→ Region boundary data

--- START ---

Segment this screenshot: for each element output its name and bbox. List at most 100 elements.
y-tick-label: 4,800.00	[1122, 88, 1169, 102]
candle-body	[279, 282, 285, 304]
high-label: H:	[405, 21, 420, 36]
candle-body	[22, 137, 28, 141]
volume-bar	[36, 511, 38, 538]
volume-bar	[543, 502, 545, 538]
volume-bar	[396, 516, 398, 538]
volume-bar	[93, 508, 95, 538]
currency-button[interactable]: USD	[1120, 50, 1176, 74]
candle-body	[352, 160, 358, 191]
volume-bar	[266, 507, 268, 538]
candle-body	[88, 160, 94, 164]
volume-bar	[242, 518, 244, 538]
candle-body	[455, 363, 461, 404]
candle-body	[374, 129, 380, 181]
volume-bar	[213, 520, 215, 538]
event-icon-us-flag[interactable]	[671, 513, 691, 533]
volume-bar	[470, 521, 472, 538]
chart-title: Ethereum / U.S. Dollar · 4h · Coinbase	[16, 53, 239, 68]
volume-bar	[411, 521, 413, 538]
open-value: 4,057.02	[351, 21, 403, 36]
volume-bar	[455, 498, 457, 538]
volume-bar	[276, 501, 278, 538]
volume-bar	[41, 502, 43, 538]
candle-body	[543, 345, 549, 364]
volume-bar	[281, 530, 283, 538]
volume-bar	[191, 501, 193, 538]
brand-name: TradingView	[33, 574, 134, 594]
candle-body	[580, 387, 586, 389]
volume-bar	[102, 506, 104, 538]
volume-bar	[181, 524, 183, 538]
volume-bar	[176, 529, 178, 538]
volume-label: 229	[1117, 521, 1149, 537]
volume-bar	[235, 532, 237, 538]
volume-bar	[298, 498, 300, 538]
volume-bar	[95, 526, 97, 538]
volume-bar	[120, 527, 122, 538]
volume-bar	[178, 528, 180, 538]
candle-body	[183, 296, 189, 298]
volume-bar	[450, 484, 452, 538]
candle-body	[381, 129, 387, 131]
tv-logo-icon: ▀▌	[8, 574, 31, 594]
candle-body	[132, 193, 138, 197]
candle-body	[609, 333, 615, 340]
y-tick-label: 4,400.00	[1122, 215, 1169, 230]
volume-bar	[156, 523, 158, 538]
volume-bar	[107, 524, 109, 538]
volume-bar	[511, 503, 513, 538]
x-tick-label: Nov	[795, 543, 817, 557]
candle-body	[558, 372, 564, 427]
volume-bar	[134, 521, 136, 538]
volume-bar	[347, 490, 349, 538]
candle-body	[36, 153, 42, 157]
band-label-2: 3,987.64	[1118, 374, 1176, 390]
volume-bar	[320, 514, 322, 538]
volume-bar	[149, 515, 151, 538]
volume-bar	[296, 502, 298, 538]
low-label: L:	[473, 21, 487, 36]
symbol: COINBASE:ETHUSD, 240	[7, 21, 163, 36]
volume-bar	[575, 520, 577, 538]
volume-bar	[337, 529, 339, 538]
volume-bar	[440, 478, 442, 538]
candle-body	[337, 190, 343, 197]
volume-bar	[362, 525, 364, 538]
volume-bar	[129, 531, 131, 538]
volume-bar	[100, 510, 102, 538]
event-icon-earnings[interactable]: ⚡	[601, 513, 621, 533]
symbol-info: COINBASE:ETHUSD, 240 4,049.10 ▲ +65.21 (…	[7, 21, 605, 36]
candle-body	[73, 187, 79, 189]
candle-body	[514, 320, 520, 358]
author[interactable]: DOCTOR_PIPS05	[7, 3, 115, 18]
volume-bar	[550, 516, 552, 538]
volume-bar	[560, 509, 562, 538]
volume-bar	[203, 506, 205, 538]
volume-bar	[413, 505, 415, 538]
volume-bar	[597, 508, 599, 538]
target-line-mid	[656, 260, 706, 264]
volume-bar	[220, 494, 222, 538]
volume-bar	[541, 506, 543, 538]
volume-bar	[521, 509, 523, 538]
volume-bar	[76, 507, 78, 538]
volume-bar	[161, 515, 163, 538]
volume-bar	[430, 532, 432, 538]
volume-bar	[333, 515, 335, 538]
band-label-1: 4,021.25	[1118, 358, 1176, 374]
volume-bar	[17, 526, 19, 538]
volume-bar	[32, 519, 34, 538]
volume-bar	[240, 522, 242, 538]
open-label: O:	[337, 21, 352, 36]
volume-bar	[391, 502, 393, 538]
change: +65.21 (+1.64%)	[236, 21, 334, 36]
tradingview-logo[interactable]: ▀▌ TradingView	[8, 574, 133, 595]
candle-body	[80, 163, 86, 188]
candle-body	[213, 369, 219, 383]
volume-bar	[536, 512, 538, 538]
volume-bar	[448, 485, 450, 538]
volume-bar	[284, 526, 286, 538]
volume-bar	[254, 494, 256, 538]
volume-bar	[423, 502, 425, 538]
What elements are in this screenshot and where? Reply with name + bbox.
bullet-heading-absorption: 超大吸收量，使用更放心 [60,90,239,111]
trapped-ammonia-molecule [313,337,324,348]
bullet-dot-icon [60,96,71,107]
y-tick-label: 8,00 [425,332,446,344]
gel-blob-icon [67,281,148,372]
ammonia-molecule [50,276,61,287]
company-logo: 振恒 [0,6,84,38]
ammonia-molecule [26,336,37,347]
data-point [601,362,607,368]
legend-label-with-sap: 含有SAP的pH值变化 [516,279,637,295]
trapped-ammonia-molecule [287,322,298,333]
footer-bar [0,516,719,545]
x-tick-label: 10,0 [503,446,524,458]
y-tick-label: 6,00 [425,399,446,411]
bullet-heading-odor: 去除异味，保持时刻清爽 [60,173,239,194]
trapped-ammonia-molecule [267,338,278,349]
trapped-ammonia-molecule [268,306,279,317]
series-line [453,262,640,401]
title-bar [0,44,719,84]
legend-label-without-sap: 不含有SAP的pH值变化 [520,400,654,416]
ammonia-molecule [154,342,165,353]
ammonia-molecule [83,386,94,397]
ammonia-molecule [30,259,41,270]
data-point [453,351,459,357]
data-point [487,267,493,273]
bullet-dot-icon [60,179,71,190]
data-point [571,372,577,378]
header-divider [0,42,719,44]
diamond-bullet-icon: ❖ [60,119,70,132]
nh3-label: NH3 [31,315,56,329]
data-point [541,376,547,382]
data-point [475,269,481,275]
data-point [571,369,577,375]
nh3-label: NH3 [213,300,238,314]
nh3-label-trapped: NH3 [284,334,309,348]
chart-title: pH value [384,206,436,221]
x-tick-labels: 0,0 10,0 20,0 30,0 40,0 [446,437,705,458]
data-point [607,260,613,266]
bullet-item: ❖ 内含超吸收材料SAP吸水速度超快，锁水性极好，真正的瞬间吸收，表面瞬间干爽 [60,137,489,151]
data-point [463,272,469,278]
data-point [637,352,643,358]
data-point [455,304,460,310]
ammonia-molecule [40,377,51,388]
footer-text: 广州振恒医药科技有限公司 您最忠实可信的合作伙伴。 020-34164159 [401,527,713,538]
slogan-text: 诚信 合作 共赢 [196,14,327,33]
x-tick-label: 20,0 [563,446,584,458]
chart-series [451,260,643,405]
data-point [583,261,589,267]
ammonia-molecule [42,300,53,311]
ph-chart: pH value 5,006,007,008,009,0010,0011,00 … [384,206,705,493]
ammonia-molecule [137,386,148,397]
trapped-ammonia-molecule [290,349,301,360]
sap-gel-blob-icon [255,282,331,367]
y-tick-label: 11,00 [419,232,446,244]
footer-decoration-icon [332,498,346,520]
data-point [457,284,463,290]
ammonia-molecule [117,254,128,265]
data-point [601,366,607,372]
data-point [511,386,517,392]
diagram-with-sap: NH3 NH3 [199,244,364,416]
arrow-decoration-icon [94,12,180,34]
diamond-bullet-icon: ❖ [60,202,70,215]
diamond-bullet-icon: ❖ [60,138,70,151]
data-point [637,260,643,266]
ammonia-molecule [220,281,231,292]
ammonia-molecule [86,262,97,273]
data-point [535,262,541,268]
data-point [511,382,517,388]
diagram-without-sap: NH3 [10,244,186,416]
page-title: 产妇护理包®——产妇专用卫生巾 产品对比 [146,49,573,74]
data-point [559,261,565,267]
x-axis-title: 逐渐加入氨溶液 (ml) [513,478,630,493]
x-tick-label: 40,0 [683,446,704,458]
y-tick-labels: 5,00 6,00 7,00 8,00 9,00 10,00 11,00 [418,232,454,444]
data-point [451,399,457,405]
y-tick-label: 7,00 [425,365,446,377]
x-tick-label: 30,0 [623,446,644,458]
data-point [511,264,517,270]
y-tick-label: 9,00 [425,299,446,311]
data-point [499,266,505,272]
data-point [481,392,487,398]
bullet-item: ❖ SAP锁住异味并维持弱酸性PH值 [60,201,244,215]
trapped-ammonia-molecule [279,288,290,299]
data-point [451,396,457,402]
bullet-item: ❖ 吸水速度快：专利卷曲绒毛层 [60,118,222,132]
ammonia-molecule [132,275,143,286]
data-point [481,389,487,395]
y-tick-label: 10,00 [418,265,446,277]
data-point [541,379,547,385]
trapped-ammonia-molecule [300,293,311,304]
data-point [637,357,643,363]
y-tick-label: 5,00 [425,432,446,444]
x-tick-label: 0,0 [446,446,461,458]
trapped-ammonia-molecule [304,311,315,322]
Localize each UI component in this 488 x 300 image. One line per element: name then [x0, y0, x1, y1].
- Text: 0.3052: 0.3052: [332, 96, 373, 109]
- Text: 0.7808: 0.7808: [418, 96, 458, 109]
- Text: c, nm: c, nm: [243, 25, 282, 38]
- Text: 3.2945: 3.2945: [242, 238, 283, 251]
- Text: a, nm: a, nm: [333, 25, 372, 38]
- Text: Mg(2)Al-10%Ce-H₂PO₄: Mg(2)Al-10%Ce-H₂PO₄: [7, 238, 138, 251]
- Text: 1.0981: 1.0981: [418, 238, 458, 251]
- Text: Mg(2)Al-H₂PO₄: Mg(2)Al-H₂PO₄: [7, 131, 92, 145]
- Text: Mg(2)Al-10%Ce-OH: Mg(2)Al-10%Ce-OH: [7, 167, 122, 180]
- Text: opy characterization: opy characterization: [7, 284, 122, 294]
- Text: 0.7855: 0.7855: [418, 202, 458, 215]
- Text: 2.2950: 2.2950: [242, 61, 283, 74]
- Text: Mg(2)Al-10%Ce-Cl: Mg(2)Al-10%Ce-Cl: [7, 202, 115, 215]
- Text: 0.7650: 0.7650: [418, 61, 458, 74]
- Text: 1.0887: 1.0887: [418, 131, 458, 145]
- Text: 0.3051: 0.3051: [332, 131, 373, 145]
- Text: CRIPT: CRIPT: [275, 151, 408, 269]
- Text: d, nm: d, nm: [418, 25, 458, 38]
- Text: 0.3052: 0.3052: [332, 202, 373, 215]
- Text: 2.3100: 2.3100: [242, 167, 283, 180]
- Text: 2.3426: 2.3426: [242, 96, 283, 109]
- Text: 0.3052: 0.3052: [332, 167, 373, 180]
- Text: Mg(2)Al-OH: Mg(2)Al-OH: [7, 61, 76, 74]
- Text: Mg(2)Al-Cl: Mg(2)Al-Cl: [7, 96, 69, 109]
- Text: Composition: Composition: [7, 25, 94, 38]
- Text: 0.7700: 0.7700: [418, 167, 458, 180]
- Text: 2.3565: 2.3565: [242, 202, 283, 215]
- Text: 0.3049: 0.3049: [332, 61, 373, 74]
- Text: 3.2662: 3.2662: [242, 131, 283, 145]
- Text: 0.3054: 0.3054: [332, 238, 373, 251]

--- END ---

→ WHAT THE EXERCISE ASKS
Reproduce the items verbatim, starting at their first line and ending with the line that contains "511, 38, 538]", including that line.

→ WORKED SOLUTION
Segment this screenshot: for each element output its name and bbox. List at most 100 elements.
y-tick-label: 4,800.00	[1122, 88, 1169, 102]
candle-body	[279, 282, 285, 304]
high-label: H:	[405, 21, 420, 36]
candle-body	[22, 137, 28, 141]
volume-bar	[36, 511, 38, 538]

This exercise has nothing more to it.